• What you are asked to do: Quote only the lines from the one containing "Extract the structured" through the final line, both included, and omit the pictures.

• Provided data:
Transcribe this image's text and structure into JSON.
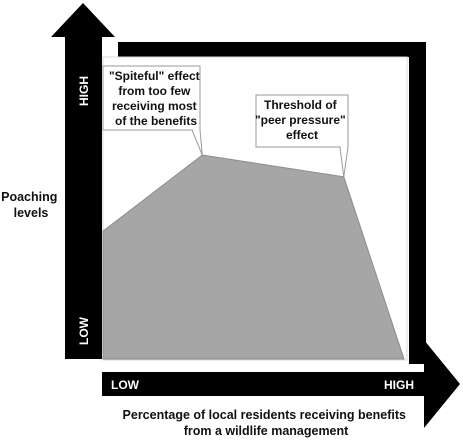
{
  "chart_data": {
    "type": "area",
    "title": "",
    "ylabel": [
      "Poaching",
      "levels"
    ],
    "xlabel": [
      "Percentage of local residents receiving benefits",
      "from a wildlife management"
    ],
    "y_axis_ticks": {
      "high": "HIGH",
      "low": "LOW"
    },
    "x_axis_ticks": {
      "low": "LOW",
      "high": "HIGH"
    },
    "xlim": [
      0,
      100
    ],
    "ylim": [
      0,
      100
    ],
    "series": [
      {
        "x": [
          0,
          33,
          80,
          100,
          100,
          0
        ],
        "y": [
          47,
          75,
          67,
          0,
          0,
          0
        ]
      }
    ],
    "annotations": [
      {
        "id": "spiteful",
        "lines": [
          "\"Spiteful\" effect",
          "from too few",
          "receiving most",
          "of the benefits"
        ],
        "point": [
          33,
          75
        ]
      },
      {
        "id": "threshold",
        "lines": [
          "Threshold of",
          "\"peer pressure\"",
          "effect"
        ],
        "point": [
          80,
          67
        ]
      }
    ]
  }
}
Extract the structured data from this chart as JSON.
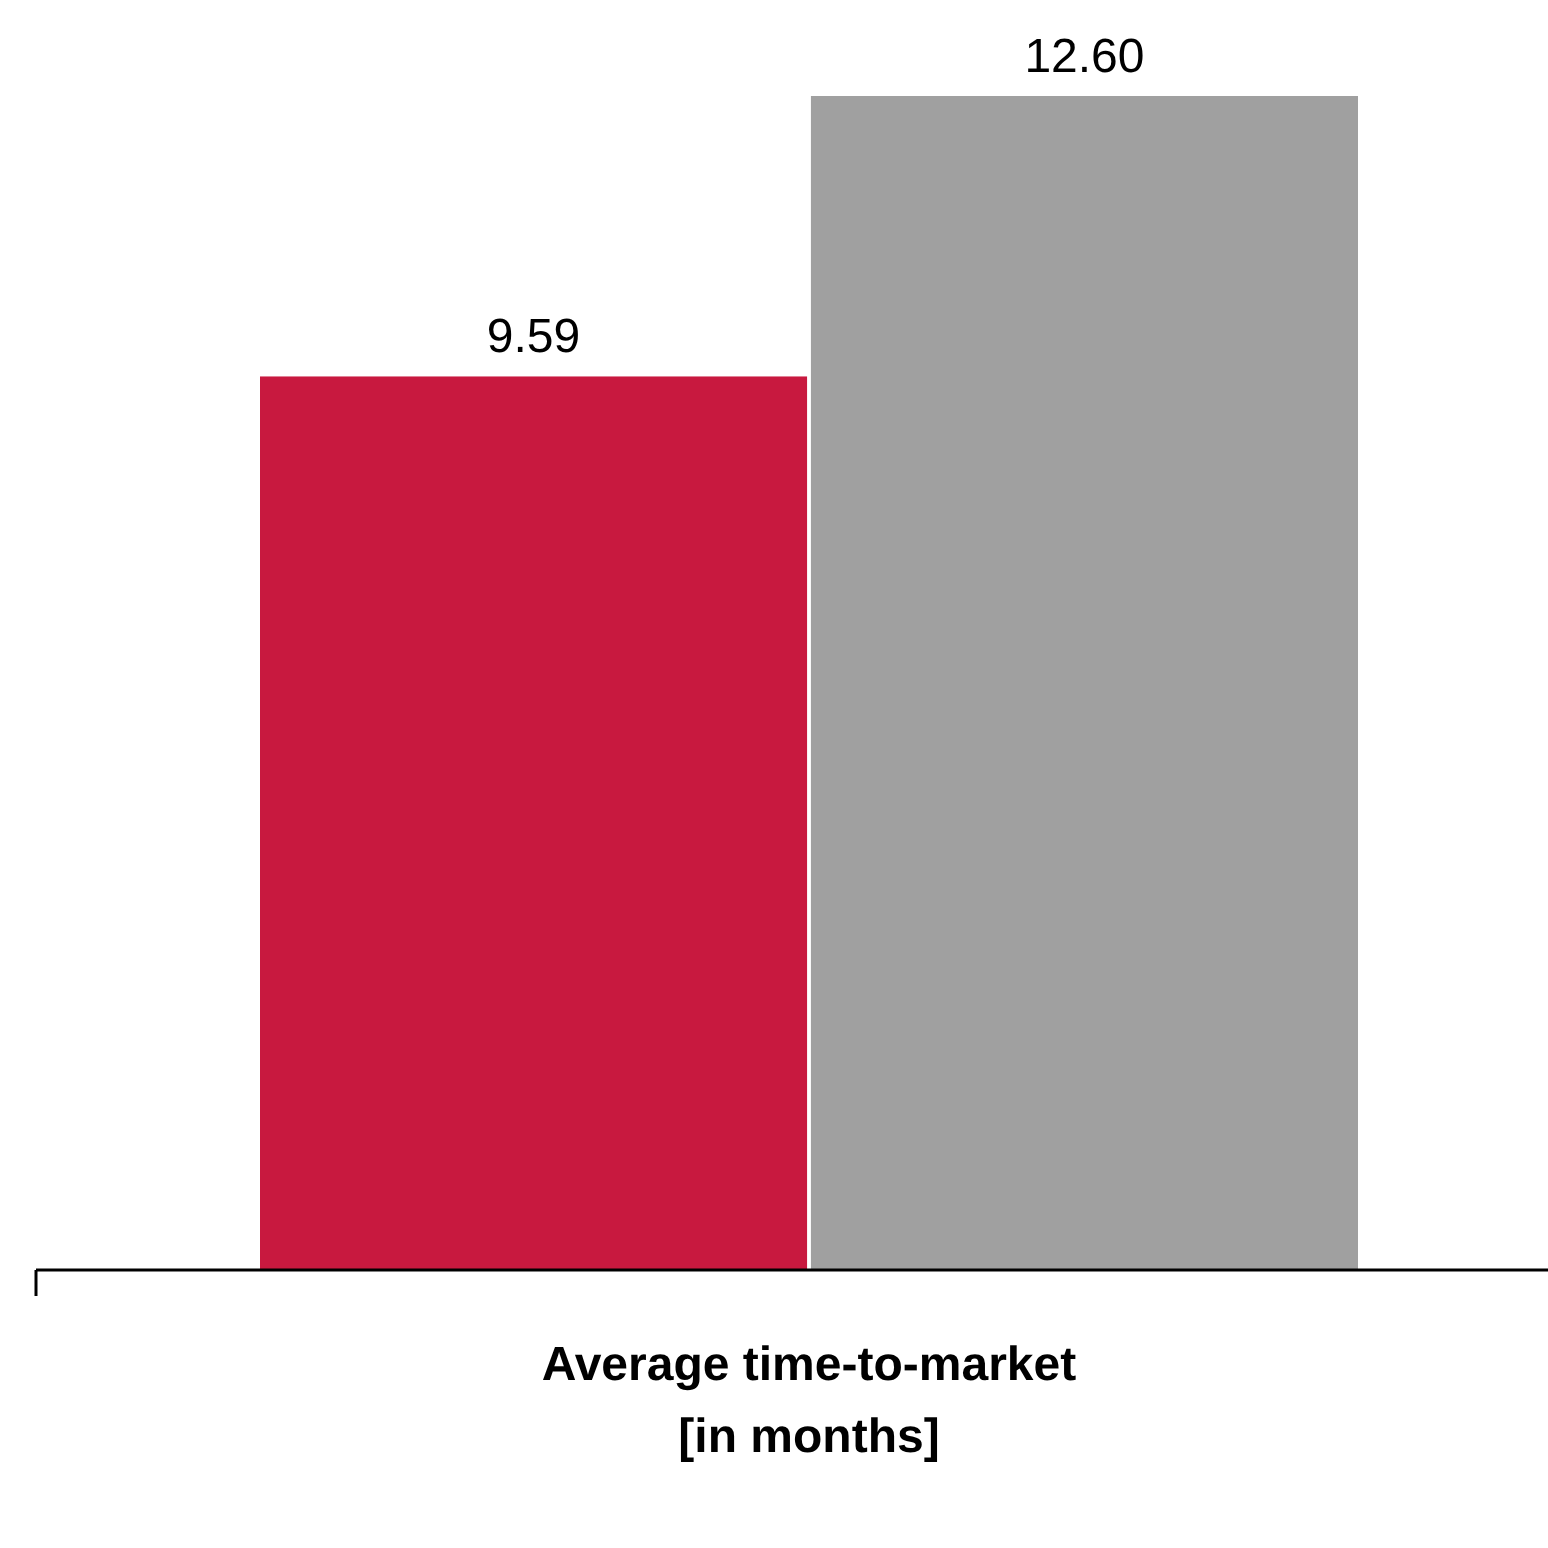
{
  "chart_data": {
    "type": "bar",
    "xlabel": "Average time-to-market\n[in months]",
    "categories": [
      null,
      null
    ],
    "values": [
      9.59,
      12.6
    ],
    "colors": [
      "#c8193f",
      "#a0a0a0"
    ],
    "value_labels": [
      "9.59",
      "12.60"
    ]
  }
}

• Worked answer:
Extract the structured data from this chart as JSON.
{
  "chart_data": {
    "type": "bar",
    "xlabel": "Average time-to-market\n[in months]",
    "categories": [
      null,
      null
    ],
    "values": [
      9.59,
      12.6
    ],
    "colors": [
      "#c8193f",
      "#a0a0a0"
    ],
    "value_labels": [
      "9.59",
      "12.60"
    ]
  }
}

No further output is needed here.